▸ **Exercise aim**
Can you transcribe every line exactly and leave the pictures behind?

▸ **Items**
######

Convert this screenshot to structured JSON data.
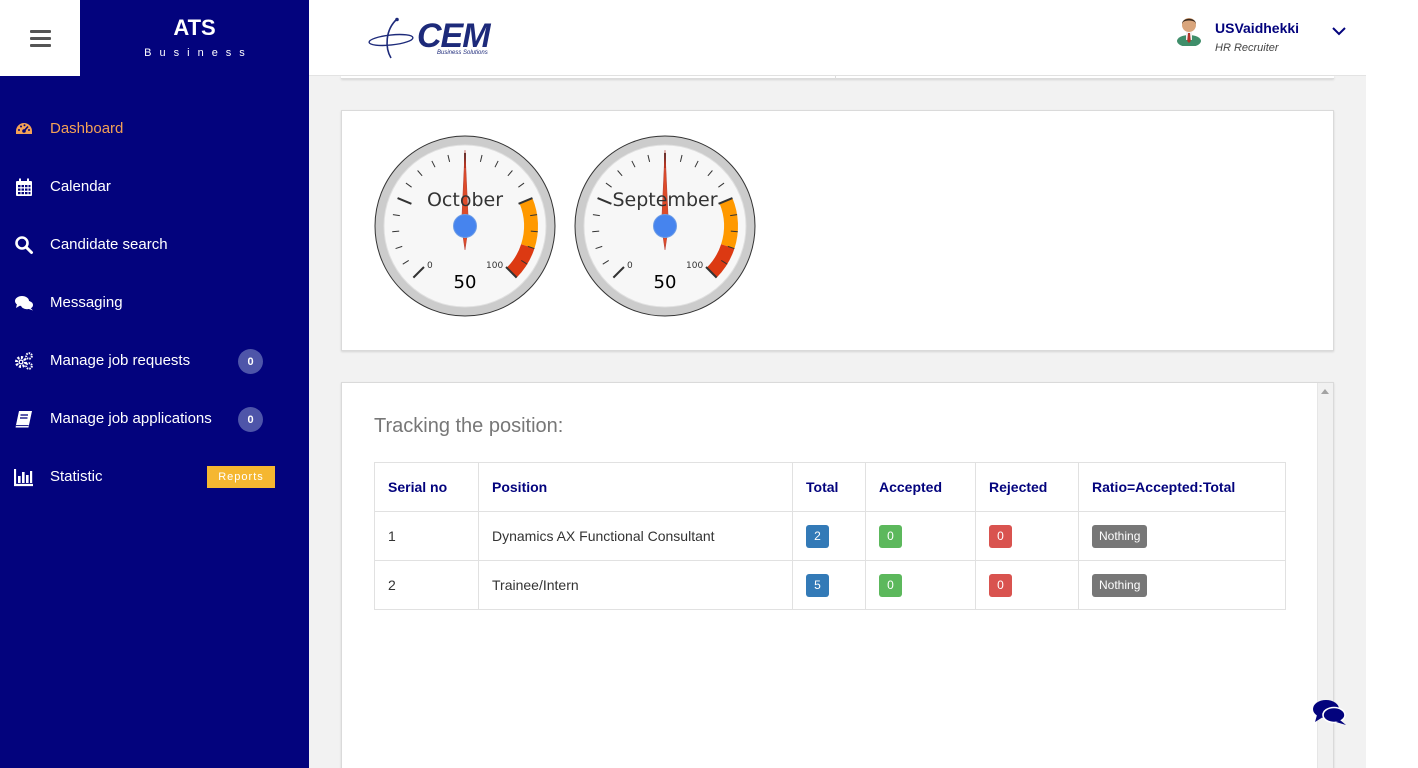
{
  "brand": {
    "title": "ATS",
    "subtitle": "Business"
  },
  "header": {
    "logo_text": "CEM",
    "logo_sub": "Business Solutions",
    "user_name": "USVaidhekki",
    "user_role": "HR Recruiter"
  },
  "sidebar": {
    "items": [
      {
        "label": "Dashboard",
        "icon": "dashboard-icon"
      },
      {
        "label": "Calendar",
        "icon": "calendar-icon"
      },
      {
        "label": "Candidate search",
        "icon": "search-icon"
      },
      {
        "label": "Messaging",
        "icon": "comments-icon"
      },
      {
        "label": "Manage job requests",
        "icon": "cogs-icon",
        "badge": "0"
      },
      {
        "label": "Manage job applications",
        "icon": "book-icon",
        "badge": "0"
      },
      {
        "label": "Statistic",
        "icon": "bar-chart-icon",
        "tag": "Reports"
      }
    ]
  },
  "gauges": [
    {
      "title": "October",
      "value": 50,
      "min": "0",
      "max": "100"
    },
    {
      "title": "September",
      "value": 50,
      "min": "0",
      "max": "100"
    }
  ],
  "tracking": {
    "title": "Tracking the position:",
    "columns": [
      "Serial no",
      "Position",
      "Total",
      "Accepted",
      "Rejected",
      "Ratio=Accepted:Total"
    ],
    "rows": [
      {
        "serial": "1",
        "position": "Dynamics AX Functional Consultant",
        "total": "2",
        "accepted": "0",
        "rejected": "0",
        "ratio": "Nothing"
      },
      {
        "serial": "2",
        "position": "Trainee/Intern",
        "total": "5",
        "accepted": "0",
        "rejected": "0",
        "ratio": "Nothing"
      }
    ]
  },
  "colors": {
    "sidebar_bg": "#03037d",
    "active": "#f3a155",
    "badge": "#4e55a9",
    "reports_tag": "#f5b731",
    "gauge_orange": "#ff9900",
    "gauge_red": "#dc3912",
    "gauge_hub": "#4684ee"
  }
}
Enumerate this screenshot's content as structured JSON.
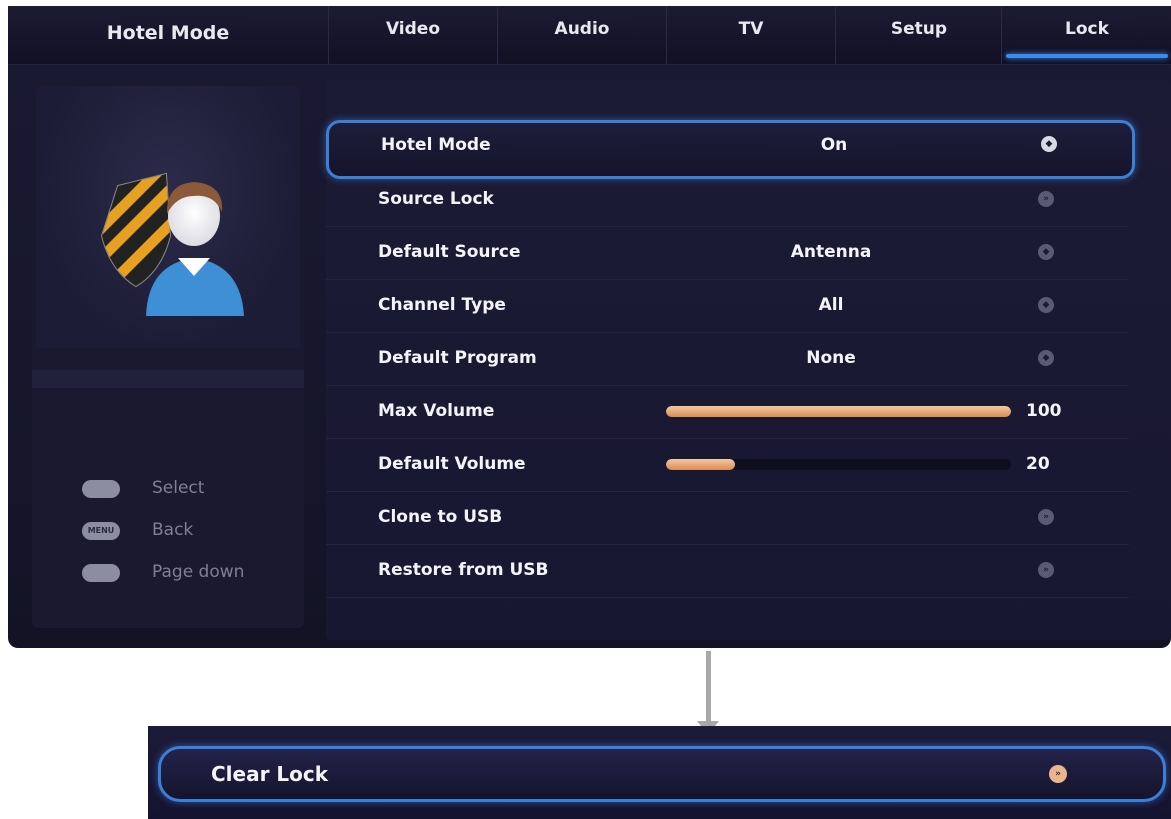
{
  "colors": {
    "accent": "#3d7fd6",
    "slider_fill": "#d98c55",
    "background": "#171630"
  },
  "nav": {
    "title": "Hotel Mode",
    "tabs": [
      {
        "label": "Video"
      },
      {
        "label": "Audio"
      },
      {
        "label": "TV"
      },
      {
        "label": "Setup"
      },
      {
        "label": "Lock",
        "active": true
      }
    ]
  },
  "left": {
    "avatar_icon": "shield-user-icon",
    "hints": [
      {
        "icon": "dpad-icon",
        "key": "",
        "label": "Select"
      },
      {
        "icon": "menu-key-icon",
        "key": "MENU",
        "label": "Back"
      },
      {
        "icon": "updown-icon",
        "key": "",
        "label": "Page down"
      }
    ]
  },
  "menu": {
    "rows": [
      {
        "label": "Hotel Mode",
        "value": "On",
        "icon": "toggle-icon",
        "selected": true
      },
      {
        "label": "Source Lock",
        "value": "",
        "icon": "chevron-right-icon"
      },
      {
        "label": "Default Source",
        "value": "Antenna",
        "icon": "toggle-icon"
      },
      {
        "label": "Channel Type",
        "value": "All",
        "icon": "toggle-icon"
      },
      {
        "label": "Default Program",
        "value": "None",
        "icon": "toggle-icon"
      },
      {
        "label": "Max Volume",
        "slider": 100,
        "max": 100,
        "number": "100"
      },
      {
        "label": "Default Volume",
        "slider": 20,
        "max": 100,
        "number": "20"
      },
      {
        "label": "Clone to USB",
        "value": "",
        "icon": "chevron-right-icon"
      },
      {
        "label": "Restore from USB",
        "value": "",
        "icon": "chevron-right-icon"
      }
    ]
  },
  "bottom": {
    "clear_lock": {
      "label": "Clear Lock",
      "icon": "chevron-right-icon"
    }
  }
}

######

▸ **Written answer**
Convert this screenshot to structured JSON data.
{
  "brand": {
    "title": "ATS",
    "subtitle": "Business"
  },
  "header": {
    "logo_text": "CEM",
    "logo_sub": "Business Solutions",
    "user_name": "USVaidhekki",
    "user_role": "HR Recruiter"
  },
  "sidebar": {
    "items": [
      {
        "label": "Dashboard",
        "icon": "dashboard-icon"
      },
      {
        "label": "Calendar",
        "icon": "calendar-icon"
      },
      {
        "label": "Candidate search",
        "icon": "search-icon"
      },
      {
        "label": "Messaging",
        "icon": "comments-icon"
      },
      {
        "label": "Manage job requests",
        "icon": "cogs-icon",
        "badge": "0"
      },
      {
        "label": "Manage job applications",
        "icon": "book-icon",
        "badge": "0"
      },
      {
        "label": "Statistic",
        "icon": "bar-chart-icon",
        "tag": "Reports"
      }
    ]
  },
  "gauges": [
    {
      "title": "October",
      "value": 50,
      "min": "0",
      "max": "100"
    },
    {
      "title": "September",
      "value": 50,
      "min": "0",
      "max": "100"
    }
  ],
  "tracking": {
    "title": "Tracking the position:",
    "columns": [
      "Serial no",
      "Position",
      "Total",
      "Accepted",
      "Rejected",
      "Ratio=Accepted:Total"
    ],
    "rows": [
      {
        "serial": "1",
        "position": "Dynamics AX Functional Consultant",
        "total": "2",
        "accepted": "0",
        "rejected": "0",
        "ratio": "Nothing"
      },
      {
        "serial": "2",
        "position": "Trainee/Intern",
        "total": "5",
        "accepted": "0",
        "rejected": "0",
        "ratio": "Nothing"
      }
    ]
  },
  "colors": {
    "sidebar_bg": "#03037d",
    "active": "#f3a155",
    "badge": "#4e55a9",
    "reports_tag": "#f5b731",
    "gauge_orange": "#ff9900",
    "gauge_red": "#dc3912",
    "gauge_hub": "#4684ee"
  }
}
Enumerate this screenshot's content as structured JSON.
{
  "colors": {
    "accent": "#3d7fd6",
    "slider_fill": "#d98c55",
    "background": "#171630"
  },
  "nav": {
    "title": "Hotel Mode",
    "tabs": [
      {
        "label": "Video"
      },
      {
        "label": "Audio"
      },
      {
        "label": "TV"
      },
      {
        "label": "Setup"
      },
      {
        "label": "Lock",
        "active": true
      }
    ]
  },
  "left": {
    "avatar_icon": "shield-user-icon",
    "hints": [
      {
        "icon": "dpad-icon",
        "key": "",
        "label": "Select"
      },
      {
        "icon": "menu-key-icon",
        "key": "MENU",
        "label": "Back"
      },
      {
        "icon": "updown-icon",
        "key": "",
        "label": "Page down"
      }
    ]
  },
  "menu": {
    "rows": [
      {
        "label": "Hotel Mode",
        "value": "On",
        "icon": "toggle-icon",
        "selected": true
      },
      {
        "label": "Source Lock",
        "value": "",
        "icon": "chevron-right-icon"
      },
      {
        "label": "Default Source",
        "value": "Antenna",
        "icon": "toggle-icon"
      },
      {
        "label": "Channel Type",
        "value": "All",
        "icon": "toggle-icon"
      },
      {
        "label": "Default Program",
        "value": "None",
        "icon": "toggle-icon"
      },
      {
        "label": "Max Volume",
        "slider": 100,
        "max": 100,
        "number": "100"
      },
      {
        "label": "Default Volume",
        "slider": 20,
        "max": 100,
        "number": "20"
      },
      {
        "label": "Clone to USB",
        "value": "",
        "icon": "chevron-right-icon"
      },
      {
        "label": "Restore from USB",
        "value": "",
        "icon": "chevron-right-icon"
      }
    ]
  },
  "bottom": {
    "clear_lock": {
      "label": "Clear Lock",
      "icon": "chevron-right-icon"
    }
  }
}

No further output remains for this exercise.